* _INSTRUCTIONS TO FOLLOW_: Reproduce the following material exactly, including every line.

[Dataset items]
- - - - - - -

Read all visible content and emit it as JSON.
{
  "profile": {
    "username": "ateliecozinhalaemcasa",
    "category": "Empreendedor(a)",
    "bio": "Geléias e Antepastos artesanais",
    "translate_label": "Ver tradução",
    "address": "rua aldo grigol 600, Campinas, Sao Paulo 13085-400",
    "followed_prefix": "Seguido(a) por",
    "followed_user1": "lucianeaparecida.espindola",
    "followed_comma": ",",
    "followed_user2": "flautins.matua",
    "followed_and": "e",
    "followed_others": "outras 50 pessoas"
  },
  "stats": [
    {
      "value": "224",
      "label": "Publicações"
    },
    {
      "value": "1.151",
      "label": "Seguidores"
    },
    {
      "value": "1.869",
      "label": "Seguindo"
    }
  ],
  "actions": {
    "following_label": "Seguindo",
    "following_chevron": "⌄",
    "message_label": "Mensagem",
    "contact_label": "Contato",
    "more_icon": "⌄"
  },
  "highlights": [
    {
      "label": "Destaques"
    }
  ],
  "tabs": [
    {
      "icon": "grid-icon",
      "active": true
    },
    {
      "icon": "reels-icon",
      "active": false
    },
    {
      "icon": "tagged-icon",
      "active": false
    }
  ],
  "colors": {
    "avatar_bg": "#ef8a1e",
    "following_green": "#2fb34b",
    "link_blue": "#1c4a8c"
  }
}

- - - - - - -

* _WRITTEN ANSWER_:
Read all visible content and emit it as JSON.
{
  "profile": {
    "username": "ateliecozinhalaemcasa",
    "category": "Empreendedor(a)",
    "bio": "Geléias e Antepastos artesanais",
    "translate_label": "Ver tradução",
    "address": "rua aldo grigol 600, Campinas, Sao Paulo 13085-400",
    "followed_prefix": "Seguido(a) por",
    "followed_user1": "lucianeaparecida.espindola",
    "followed_comma": ",",
    "followed_user2": "flautins.matua",
    "followed_and": "e",
    "followed_others": "outras 50 pessoas"
  },
  "stats": [
    {
      "value": "224",
      "label": "Publicações"
    },
    {
      "value": "1.151",
      "label": "Seguidores"
    },
    {
      "value": "1.869",
      "label": "Seguindo"
    }
  ],
  "actions": {
    "following_label": "Seguindo",
    "following_chevron": "⌄",
    "message_label": "Mensagem",
    "contact_label": "Contato",
    "more_icon": "⌄"
  },
  "highlights": [
    {
      "label": "Destaques"
    }
  ],
  "tabs": [
    {
      "icon": "grid-icon",
      "active": true
    },
    {
      "icon": "reels-icon",
      "active": false
    },
    {
      "icon": "tagged-icon",
      "active": false
    }
  ],
  "colors": {
    "avatar_bg": "#ef8a1e",
    "following_green": "#2fb34b",
    "link_blue": "#1c4a8c"
  }
}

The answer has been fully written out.